● **WORK INSTRUCTIONS**:
1. In the excerpt about the flight into Indiana, at what time did the plane take off from Paducah on January 1, 1949?
2. Pick up the excerpt about the flight into Indiana after its last sentence and continue it.

We have crossed back to the east side of the river into Tennessee at Carruthersville, only to cross and re-cross into Missouri, Tennessee, Kentucky, and Illinois.  We are now on the same path we made last Sunday forenoon when we started south.

SATURDAY

Well, the New Year arrived with a bang and found us in the Irvin Cobb hotel in Paducah, Ky.  The airport attendant was to call for us at 7:30 but when he didn't arrive we took a taxi to the airport and took off for Indiana at 8:30 o'clock Jan. 1, 1949.

Well, here's Indiana again at 9:08 a.m.  The old Ohio and Wabash meet and the three states come together --one wing of our plane is in Illinois, the right wing in Kentucky and Indiana is under the nose.  Good old Indiana!

There's Mt. Vernon county seat of Posey county.  They're in the oil business.  Posey county has some of the finest farmland in Indiana.  Tour our left is Solitude, home town of Gene Dawson, of the Indiana News.  I stayed all night there with Gene last summer.  To our right is Poseyville at 9:25--home town of the former Warsawan Jim Frazer, brother of the late Theodore Frazer.  To our left is Stewartville, home of Louis Demberger, a member of the state fair board and to our right, Cynthia.  I landed in that field there northeast of town and paid a visit to the local editor, Floyd Owsler, and his fine family.  We can see the Wabash river to our left.  We are now passing over Johnson, just 8 miles east of Mt. Carmel, Illinois.

● **RECORDS SUPPLIED**:

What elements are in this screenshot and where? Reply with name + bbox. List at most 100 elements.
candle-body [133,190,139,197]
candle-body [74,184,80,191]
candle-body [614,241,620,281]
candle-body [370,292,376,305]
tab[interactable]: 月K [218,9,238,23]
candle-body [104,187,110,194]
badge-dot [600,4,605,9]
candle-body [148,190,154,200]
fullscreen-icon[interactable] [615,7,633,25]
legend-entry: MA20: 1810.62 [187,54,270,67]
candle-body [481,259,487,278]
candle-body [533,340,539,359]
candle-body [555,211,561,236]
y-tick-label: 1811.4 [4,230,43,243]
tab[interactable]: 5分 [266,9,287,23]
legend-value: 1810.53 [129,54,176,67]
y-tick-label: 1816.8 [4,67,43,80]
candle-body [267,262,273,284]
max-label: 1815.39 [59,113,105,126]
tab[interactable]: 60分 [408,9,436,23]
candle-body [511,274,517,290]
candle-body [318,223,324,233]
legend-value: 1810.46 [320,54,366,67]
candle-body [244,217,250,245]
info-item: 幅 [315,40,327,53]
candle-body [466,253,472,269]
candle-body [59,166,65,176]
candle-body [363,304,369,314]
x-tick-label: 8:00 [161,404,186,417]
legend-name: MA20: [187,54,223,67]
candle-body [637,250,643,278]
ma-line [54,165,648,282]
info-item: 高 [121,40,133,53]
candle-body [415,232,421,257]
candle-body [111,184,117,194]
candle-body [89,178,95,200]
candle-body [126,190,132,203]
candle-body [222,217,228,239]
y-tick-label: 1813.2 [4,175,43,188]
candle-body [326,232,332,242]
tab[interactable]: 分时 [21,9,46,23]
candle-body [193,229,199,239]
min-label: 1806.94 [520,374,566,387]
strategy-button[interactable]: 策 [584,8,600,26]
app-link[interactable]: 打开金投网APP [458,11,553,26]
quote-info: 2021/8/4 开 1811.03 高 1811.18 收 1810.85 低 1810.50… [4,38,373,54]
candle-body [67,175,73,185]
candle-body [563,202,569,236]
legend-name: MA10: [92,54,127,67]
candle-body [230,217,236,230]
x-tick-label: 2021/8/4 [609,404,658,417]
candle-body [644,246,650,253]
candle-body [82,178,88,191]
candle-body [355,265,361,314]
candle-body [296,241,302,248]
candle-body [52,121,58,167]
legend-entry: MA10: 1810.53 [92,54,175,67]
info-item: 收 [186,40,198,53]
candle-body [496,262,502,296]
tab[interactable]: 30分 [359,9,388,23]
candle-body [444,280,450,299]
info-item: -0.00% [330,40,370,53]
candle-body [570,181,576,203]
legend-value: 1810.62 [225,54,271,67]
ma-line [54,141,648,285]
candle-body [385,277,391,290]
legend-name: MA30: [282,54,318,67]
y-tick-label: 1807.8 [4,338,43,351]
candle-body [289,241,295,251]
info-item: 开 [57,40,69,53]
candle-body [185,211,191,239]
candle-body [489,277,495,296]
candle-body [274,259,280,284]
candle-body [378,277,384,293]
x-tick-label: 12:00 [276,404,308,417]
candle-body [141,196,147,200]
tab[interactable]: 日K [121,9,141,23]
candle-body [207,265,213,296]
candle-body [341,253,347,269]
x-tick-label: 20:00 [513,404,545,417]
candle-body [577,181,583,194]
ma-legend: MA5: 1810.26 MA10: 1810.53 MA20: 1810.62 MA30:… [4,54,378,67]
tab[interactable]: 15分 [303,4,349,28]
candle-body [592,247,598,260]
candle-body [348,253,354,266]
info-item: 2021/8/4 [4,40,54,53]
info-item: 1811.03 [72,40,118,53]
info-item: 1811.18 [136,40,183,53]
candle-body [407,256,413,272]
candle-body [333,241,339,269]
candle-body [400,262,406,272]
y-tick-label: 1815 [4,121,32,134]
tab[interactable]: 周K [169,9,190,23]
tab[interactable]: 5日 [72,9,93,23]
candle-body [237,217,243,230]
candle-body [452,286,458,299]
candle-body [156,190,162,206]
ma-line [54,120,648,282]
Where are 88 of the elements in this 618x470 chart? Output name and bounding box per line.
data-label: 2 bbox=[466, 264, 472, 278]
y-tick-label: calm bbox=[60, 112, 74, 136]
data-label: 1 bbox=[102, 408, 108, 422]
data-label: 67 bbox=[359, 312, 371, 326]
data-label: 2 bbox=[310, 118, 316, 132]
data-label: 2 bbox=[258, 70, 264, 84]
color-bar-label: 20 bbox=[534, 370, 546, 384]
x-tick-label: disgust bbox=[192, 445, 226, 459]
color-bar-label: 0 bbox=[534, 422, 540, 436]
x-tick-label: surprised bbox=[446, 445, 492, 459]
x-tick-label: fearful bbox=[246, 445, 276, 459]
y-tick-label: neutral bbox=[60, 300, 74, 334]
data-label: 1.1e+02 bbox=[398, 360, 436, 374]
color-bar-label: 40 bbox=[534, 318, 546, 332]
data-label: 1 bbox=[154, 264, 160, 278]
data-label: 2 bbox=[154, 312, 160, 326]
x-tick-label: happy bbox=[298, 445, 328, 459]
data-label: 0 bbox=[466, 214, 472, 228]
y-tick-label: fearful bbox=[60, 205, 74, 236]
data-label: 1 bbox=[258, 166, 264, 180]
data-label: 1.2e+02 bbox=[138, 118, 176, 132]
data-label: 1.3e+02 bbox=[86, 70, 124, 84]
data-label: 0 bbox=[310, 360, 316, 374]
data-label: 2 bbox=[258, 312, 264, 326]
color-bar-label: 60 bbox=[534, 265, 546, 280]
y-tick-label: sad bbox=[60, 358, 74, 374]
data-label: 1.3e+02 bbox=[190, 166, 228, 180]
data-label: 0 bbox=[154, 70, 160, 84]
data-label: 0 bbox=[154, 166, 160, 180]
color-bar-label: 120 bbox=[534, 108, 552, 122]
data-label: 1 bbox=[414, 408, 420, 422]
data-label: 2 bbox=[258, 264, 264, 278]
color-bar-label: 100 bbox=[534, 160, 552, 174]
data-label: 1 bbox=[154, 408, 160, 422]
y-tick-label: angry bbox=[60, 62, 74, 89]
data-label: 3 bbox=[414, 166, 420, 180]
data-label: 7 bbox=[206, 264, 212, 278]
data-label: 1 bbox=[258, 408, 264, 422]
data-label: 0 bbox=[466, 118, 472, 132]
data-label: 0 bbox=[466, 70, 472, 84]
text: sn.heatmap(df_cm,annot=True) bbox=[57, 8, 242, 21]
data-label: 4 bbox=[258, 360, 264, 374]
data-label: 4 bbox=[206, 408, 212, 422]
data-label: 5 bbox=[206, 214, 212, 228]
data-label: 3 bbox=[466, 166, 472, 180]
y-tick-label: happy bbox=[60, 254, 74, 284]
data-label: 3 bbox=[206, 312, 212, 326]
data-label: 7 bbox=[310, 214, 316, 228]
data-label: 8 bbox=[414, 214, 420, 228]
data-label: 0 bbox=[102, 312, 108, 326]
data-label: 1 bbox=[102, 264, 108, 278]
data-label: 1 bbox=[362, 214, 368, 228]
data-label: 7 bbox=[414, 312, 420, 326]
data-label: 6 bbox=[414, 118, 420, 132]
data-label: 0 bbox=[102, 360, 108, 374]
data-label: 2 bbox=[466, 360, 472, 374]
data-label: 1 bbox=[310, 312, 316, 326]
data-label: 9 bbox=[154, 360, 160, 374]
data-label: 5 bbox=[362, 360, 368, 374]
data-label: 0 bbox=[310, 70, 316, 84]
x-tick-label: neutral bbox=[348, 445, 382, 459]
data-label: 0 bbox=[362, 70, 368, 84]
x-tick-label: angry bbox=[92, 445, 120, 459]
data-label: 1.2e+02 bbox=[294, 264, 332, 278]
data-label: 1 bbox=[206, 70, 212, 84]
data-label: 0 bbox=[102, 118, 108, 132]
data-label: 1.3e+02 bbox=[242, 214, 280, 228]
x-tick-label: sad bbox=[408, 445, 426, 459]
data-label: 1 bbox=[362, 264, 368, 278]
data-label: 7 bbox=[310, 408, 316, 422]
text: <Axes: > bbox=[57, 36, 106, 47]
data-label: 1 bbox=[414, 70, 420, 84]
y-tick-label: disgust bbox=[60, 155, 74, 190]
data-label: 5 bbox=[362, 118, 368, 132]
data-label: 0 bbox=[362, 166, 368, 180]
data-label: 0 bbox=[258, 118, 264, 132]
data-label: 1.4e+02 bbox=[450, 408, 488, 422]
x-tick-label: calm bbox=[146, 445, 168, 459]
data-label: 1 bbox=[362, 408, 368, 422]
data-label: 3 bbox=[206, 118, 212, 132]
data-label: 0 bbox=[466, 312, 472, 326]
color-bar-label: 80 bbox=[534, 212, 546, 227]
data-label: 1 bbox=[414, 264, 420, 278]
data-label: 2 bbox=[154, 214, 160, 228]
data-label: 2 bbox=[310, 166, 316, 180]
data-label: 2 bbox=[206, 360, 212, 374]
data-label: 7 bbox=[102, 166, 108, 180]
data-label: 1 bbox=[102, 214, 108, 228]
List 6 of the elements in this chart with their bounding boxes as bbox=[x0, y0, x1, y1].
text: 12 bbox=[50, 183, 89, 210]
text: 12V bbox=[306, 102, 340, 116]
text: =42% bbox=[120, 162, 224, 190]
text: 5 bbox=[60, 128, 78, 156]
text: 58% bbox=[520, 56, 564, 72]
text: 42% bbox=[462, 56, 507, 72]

● **RESULTS FOR EACH TASK**:
1. At 8:30.

2.
They've had a lot of rain here lately.  Many fields are covered with water over which there is ice.  We have been in the air one hour and three minutes and are about three miles southeast of Carmel, Ill.  The White river just ahead flows into the Wabash at Mt. Carmel.  Below us on both sides of the White river are gas flames burning the surplus gas from the oil wells. To our right a few miles is some pretty rough country-- coal mines and hills. We are flying up the valley.  We will be over Vincennes before long, then up past Terre Haute, a bee line for Rochester, where we will take on some gas.  I don't want to land at home with empty tanks.  This Indiana soil is the best we've seen since we left home last Sunday.  Best, too, because it's our state, but also for a lot of other reasons.

Well, right ahead is Alice of Old Vincennes, the old church built in the 1700's--the George Rogers Clark Memorial, the bridge joining Indiana and Illinois.  Passing Vincennes at 9:48.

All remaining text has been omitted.